# TASK DESCRIPTION
Retype each record shown below, leaving every character as it is.

# EXTRACTED ENTRIES
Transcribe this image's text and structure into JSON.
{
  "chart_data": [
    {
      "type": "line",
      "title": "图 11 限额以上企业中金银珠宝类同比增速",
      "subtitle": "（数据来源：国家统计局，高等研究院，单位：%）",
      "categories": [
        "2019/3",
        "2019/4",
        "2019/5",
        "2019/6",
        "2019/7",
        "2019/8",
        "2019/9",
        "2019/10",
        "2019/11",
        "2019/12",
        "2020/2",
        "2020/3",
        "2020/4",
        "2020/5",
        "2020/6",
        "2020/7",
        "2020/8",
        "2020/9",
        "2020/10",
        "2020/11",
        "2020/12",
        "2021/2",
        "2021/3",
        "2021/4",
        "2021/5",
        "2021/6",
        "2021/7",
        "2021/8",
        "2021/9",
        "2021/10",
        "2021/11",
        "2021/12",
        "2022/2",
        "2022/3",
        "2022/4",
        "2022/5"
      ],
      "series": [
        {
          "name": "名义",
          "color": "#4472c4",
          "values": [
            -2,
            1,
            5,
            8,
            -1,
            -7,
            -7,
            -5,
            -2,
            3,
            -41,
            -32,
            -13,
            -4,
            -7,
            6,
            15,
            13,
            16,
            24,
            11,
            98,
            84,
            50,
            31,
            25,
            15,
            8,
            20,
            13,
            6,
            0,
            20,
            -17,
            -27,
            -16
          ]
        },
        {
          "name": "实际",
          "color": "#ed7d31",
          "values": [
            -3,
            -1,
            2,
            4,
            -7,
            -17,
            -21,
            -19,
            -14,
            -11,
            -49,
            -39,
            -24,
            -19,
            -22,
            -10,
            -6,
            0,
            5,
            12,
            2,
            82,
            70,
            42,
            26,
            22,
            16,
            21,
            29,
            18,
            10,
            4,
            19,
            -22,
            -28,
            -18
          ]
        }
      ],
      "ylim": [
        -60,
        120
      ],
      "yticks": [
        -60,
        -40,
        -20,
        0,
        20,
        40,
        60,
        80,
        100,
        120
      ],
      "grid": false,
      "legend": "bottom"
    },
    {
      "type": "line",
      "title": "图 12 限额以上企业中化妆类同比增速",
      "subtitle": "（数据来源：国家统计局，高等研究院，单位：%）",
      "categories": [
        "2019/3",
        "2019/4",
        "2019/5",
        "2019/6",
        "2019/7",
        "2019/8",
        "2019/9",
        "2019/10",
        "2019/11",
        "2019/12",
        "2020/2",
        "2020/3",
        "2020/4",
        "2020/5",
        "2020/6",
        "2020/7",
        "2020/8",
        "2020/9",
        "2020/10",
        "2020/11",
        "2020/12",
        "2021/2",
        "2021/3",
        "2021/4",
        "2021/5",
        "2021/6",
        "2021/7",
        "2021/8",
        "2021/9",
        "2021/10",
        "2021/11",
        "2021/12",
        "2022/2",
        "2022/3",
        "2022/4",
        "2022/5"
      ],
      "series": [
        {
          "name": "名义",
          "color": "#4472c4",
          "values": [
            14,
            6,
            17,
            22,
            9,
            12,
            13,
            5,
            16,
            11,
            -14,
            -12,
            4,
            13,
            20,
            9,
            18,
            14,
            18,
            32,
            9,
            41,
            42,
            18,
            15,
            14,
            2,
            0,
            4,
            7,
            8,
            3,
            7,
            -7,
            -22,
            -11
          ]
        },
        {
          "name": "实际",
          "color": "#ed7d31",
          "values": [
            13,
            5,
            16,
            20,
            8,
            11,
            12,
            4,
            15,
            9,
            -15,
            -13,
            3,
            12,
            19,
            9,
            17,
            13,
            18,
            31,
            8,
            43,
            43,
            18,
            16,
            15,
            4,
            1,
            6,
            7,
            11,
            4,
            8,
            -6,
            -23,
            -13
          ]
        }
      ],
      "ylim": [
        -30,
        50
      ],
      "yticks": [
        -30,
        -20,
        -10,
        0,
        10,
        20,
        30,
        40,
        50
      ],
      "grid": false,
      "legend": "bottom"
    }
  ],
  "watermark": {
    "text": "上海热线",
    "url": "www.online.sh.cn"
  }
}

# ANSWER TO THE PROBLEM
Transcribe this image's text and structure into JSON.
{
  "chart_data": [
    {
      "type": "line",
      "title": "图 11 限额以上企业中金银珠宝类同比增速",
      "subtitle": "（数据来源：国家统计局，高等研究院，单位：%）",
      "categories": [
        "2019/3",
        "2019/4",
        "2019/5",
        "2019/6",
        "2019/7",
        "2019/8",
        "2019/9",
        "2019/10",
        "2019/11",
        "2019/12",
        "2020/2",
        "2020/3",
        "2020/4",
        "2020/5",
        "2020/6",
        "2020/7",
        "2020/8",
        "2020/9",
        "2020/10",
        "2020/11",
        "2020/12",
        "2021/2",
        "2021/3",
        "2021/4",
        "2021/5",
        "2021/6",
        "2021/7",
        "2021/8",
        "2021/9",
        "2021/10",
        "2021/11",
        "2021/12",
        "2022/2",
        "2022/3",
        "2022/4",
        "2022/5"
      ],
      "series": [
        {
          "name": "名义",
          "color": "#4472c4",
          "values": [
            -2,
            1,
            5,
            8,
            -1,
            -7,
            -7,
            -5,
            -2,
            3,
            -41,
            -32,
            -13,
            -4,
            -7,
            6,
            15,
            13,
            16,
            24,
            11,
            98,
            84,
            50,
            31,
            25,
            15,
            8,
            20,
            13,
            6,
            0,
            20,
            -17,
            -27,
            -16
          ]
        },
        {
          "name": "实际",
          "color": "#ed7d31",
          "values": [
            -3,
            -1,
            2,
            4,
            -7,
            -17,
            -21,
            -19,
            -14,
            -11,
            -49,
            -39,
            -24,
            -19,
            -22,
            -10,
            -6,
            0,
            5,
            12,
            2,
            82,
            70,
            42,
            26,
            22,
            16,
            21,
            29,
            18,
            10,
            4,
            19,
            -22,
            -28,
            -18
          ]
        }
      ],
      "ylim": [
        -60,
        120
      ],
      "yticks": [
        -60,
        -40,
        -20,
        0,
        20,
        40,
        60,
        80,
        100,
        120
      ],
      "grid": false,
      "legend": "bottom"
    },
    {
      "type": "line",
      "title": "图 12 限额以上企业中化妆类同比增速",
      "subtitle": "（数据来源：国家统计局，高等研究院，单位：%）",
      "categories": [
        "2019/3",
        "2019/4",
        "2019/5",
        "2019/6",
        "2019/7",
        "2019/8",
        "2019/9",
        "2019/10",
        "2019/11",
        "2019/12",
        "2020/2",
        "2020/3",
        "2020/4",
        "2020/5",
        "2020/6",
        "2020/7",
        "2020/8",
        "2020/9",
        "2020/10",
        "2020/11",
        "2020/12",
        "2021/2",
        "2021/3",
        "2021/4",
        "2021/5",
        "2021/6",
        "2021/7",
        "2021/8",
        "2021/9",
        "2021/10",
        "2021/11",
        "2021/12",
        "2022/2",
        "2022/3",
        "2022/4",
        "2022/5"
      ],
      "series": [
        {
          "name": "名义",
          "color": "#4472c4",
          "values": [
            14,
            6,
            17,
            22,
            9,
            12,
            13,
            5,
            16,
            11,
            -14,
            -12,
            4,
            13,
            20,
            9,
            18,
            14,
            18,
            32,
            9,
            41,
            42,
            18,
            15,
            14,
            2,
            0,
            4,
            7,
            8,
            3,
            7,
            -7,
            -22,
            -11
          ]
        },
        {
          "name": "实际",
          "color": "#ed7d31",
          "values": [
            13,
            5,
            16,
            20,
            8,
            11,
            12,
            4,
            15,
            9,
            -15,
            -13,
            3,
            12,
            19,
            9,
            17,
            13,
            18,
            31,
            8,
            43,
            43,
            18,
            16,
            15,
            4,
            1,
            6,
            7,
            11,
            4,
            8,
            -6,
            -23,
            -13
          ]
        }
      ],
      "ylim": [
        -30,
        50
      ],
      "yticks": [
        -30,
        -20,
        -10,
        0,
        10,
        20,
        30,
        40,
        50
      ],
      "grid": false,
      "legend": "bottom"
    }
  ],
  "watermark": {
    "text": "上海热线",
    "url": "www.online.sh.cn"
  }
}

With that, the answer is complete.